--- begin ---
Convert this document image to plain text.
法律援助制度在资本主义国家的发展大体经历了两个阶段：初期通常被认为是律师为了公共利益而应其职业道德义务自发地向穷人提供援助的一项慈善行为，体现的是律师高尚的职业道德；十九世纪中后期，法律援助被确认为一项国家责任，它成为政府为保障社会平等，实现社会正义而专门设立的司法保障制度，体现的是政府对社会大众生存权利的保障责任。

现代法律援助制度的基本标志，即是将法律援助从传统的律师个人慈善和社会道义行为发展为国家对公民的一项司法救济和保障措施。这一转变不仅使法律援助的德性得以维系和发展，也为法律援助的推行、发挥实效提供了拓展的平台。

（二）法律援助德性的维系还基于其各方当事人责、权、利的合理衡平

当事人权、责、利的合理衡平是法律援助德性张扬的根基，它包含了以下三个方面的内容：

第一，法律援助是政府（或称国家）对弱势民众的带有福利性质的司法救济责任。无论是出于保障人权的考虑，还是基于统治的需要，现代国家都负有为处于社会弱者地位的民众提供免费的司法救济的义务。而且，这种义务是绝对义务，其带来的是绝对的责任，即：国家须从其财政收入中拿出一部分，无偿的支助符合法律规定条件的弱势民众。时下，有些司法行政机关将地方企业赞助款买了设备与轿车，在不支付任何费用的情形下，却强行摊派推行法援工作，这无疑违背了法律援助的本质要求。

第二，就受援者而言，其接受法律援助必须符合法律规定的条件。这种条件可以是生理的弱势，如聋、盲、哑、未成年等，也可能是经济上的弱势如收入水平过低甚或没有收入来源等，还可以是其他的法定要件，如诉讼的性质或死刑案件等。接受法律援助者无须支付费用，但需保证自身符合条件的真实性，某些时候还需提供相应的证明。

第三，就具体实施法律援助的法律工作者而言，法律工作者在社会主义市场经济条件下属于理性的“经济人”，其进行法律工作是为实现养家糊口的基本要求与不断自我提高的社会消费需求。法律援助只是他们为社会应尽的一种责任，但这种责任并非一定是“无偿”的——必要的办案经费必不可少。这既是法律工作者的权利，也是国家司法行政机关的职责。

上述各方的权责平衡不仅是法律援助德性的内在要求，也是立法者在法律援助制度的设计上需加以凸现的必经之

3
--- end ---
DO THIS =>
Each entry must be reproduced verbatim.

FINAL ANSWER =>
Convert this document image to plain text.
法律援助制度在资本主义国家的发展大体经历了两个阶段：初期通常被认为是律师为了公共利益而应其职业道德义务自发地向穷人提供援助的一项慈善行为，体现的是律师高尚的职业道德；十九世纪中后期，法律援助被确认为一项国家责任，它成为政府为保障社会平等，实现社会正义而专门设立的司法保障制度，体现的是政府对社会大众生存权利的保障责任。

现代法律援助制度的基本标志，即是将法律援助从传统的律师个人慈善和社会道义行为发展为国家对公民的一项司法救济和保障措施。这一转变不仅使法律援助的德性得以维系和发展，也为法律援助的推行、发挥实效提供了拓展的平台。

（二）法律援助德性的维系还基于其各方当事人责、权、利的合理衡平

当事人权、责、利的合理衡平是法律援助德性张扬的根基，它包含了以下三个方面的内容：

第一，法律援助是政府（或称国家）对弱势民众的带有福利性质的司法救济责任。无论是出于保障人权的考虑，还是基于统治的需要，现代国家都负有为处于社会弱者地位的民众提供免费的司法救济的义务。而且，这种义务是绝对义务，其带来的是绝对的责任，即：国家须从其财政收入中拿出一部分，无偿的支助符合法律规定条件的弱势民众。时下，有些司法行政机关将地方企业赞助款买了设备与轿车，在不支付任何费用的情形下，却强行摊派推行法援工作，这无疑违背了法律援助的本质要求。

第二，就受援者而言，其接受法律援助必须符合法律规定的条件。这种条件可以是生理的弱势，如聋、盲、哑、未成年等，也可能是经济上的弱势如收入水平过低甚或没有收入来源等，还可以是其他的法定要件，如诉讼的性质或死刑案件等。接受法律援助者无须支付费用，但需保证自身符合条件的真实性，某些时候还需提供相应的证明。

第三，就具体实施法律援助的法律工作者而言，法律工作者在社会主义市场经济条件下属于理性的“经济人”，其进行法律工作是为实现养家糊口的基本要求与不断自我提高的社会消费需求。法律援助只是他们为社会应尽的一种责任，但这种责任并非一定是“无偿”的——必要的办案经费必不可少。这既是法律工作者的权利，也是国家司法行政机关的职责。

上述各方的权责平衡不仅是法律援助德性的内在要求，也是立法者在法律援助制度的设计上需加以凸现的必经之

3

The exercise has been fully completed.